(Collection entries)
◇ ◇ ◇ ◇ ◇ ◇ ◇

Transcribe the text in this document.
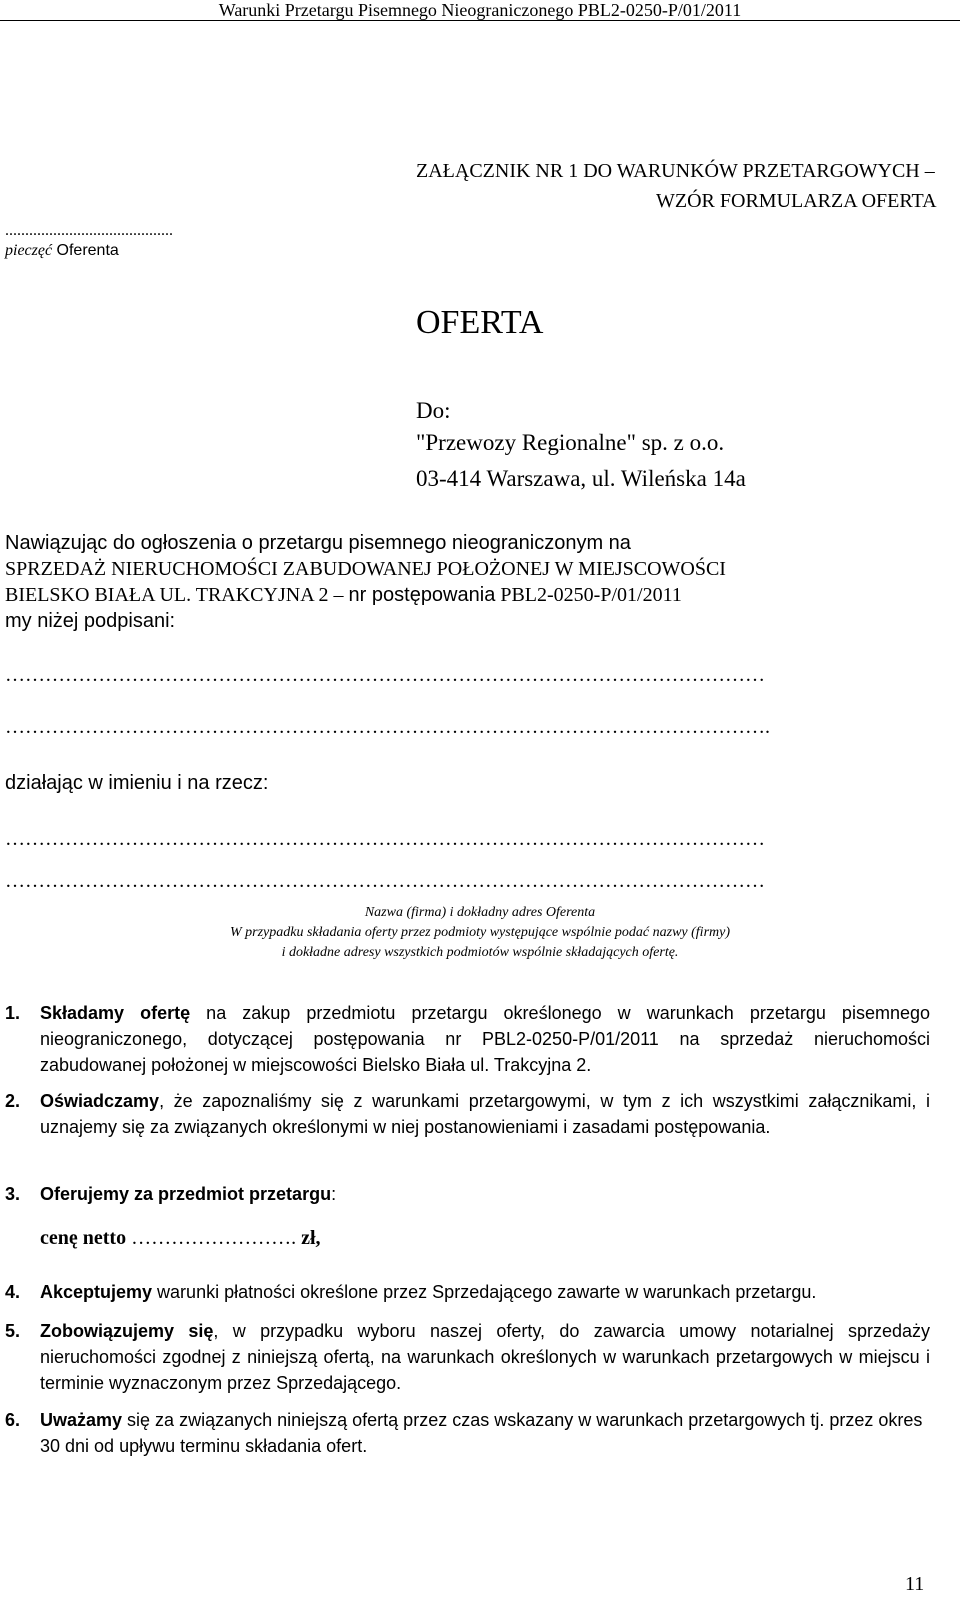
Warunki Przetargu Pisemnego Nieograniczonego PBL2-0250-P/01/2011
ZAŁĄCZNIK NR 1 DO WARUNKÓW PRZETARGOWYCH –
WZÓR FORMULARZA OFERTA
..........................................
pieczęć Oferenta
OFERTA
Do:
"Przewozy Regionalne" sp. z o.o.
03-414 Warszawa, ul. Wileńska 14a
Nawiązując do ogłoszenia o przetargu pisemnego nieograniczonym na
SPRZEDAŻ NIERUCHOMOŚCI ZABUDOWANEJ POŁOŻONEJ W MIEJSCOWOŚCI
BIELSKO BIAŁA UL. TRAKCYJNA 2 – nr postępowania PBL2-0250-P/01/2011
my niżej podpisani:
……………………………………………………………………………………………………
…………………………………………………………………………………………………….
działając w imieniu i na rzecz:
……………………………………………………………………………………………………
……………………………………………………………………………………………………
Nazwa (firma) i dokładny adres Oferenta
W przypadku składania oferty przez podmioty występujące wspólnie podać nazwy (firmy)
i dokładne adresy wszystkich podmiotów wspólnie składających ofertę.
1. Składamy ofertę na zakup przedmiotu przetargu określonego w warunkach przetargu pisemnego nieograniczonego, dotyczącej postępowania nr PBL2-0250-P/01/2011 na sprzedaż nieruchomości zabudowanej położonej w miejscowości Bielsko Biała ul. Trakcyjna 2.
2. Oświadczamy, że zapoznaliśmy się z warunkami przetargowymi, w tym z ich wszystkimi załącznikami, i uznajemy się za związanych określonymi w niej postanowieniami i zasadami postępowania.
3. Oferujemy za przedmiot przetargu:
cenę netto ……………………. zł,
4. Akceptujemy warunki płatności określone przez Sprzedającego zawarte w warunkach przetargu.
5. Zobowiązujemy się, w przypadku wyboru naszej oferty, do zawarcia umowy notarialnej sprzedaży nieruchomości zgodnej z niniejszą ofertą, na warunkach określonych w warunkach przetargowych w miejscu i terminie wyznaczonym przez Sprzedającego.
6. Uważamy się za związanych niniejszą ofertą przez czas wskazany w warunkach przetargowych tj. przez okres 30 dni od upływu terminu składania ofert.
11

◇ ◇ ◇ ◇ ◇ ◇ ◇

* Given task: Pick out every line above that holds the word "Oferenta" and copy it.

* The solution:
pieczęć Oferenta
Nazwa (firma) i dokładny adres Oferenta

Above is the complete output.